■ Written task A ■
According to the rw-conflict tracking thread, what expression can test whether a hash table is empty?
■ Written task B ■
Extend the rw-conflict tracking thread beyond its final sentence.

■ Source excerpt ■
____________________
Re: [HACKERS] [GSOC] [Weekly report 2] Eliminate O(N^2) scaling from rw-conflict tracking in serializable transactions

2017-06-15 Thread Heikki Linnakangas

On 06/15/2017 08:51 AM, Mengxing Liu wrote:

My design is as follow:

For hash table, key is the pointer of SerializableXact; Value is the 
RWConflictData object.
Hashcode is generated based on the SerializableXact pointer.
So, given a SerializableXact, we can quickly find if it is conflict with 
another SerializableXact.

Every SerializableXact has two tables: inConflictsTab and outConflictsTab.
They are allocated and initialized when creating PredXactList (in the function 
InitPredicateLocks).
When a SerializableXact object is released, it will release all its RWConflict 
objects, the hash tables are empty again.
Thus They can be reused directly after releasing.

NOTE: I stored RWConflictData in hash tables, instead of RWConflict object 
allocated by RWConflictPool.
 After I remove other linked lists, the RWConflictPool can be omitted.


Sounds good!


My code is on the :
https://github.com/liumx10/postgresql/commit/3fd9a7488de5ae19ce2ce19eae5f303153a079ff


Once you've ironed out the obvious bugs, make sure to also post it as a 
patch to this mailing list. For the sake of the archives, and to make it 
clear that you're submitting this for inclusion in PostgreSQL, under the 
PostgreSQL license.


Couple of little things caught my eye at a quick glance:


 * Test whether a hash table is empty.
+ * I didn't find any function in dynamic hash supports the requirement.


You can do: hash_get_num_entries(hashp) == 0


sprintf(name, "PredXact inConflictsTab %d", i);


Better to use snprintf() instead. sprintf() is safe here, but many 
static analysis tools will complain on any sight of plain sprintf(), so 
better to just never use it.


- Heikki



--
Sent via pgsql-hackers mailing list (pgsql-hackers@postgresql.org)
To make changes to your subscription:
http://www.postgresql.org/mailpref/pgsql-hackers


[HACKERS] [GSOC] [Weekly report 2] Eliminate O(N^2) scaling from rw-conflict tracking in serializable transactions

2017-06-14 Thread Mengxing Liu
 Hi, all. In the last week, I replaced linked list with hash table in 
SerializableXact.
____________________
■ Dataset excerpt ■
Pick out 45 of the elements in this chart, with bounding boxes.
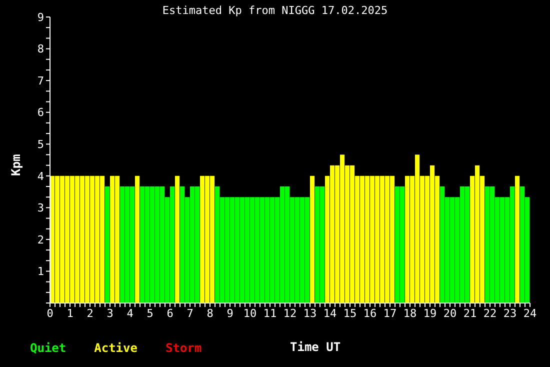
____________________
■ Answer A ■
hash_get_num_entries(hashp) == 0

■ Answer B ■
 I only replace inConflicts and outConflicts. The other linked lists, such as 
possibleUnsafeConflicts, I will modify them after other things work well.

There are still some bugs: the abort rate is much higher than before (from 
11.3% to 72%). I'll figure out what's wrong in the next few days.

My design is as follow:

For hash table, key is the pointer of SerializableXact; Value is the 
RWConflictData object. 
Hashcode is generated based on the SerializableXact pointer. 
So, given a SerializableXact, we can quickly find if it is conflict with 
another SerializableXact.

Every SerializableXact has two tables: inConflictsTab and outConflictsTab. 
They are allocated and initialized when creating PredXactList (in the function 
InitPredicateLocks). 
When a SerializableXact object is released, it will release all its RWConflict 
objects, the hash tables are empty again. 
Thus They can be reused directly after releasing. 

NOTE: I stored RWConflictData in hash tables, instead of RWConflict object 
allocated by RWConflictPool. 
 After I remove other linked lists, the RWConflictPool can be omitted.

My code is on the :
https://github.com/liumx10/postgresql/commit/3fd9a7488de5ae19ce2ce19eae5f303153a079ff

There are 3 main modifications in summary:
1) Initializing hash table. Related functions: InitPredicateLocks

2) Setting, releasing and checking RWConflicts. Related functions: 
RWConflictExists, SetRWConflict, ReleaseRWConflict

3) There are some functions scanning all RWConflict in a SerializableXact.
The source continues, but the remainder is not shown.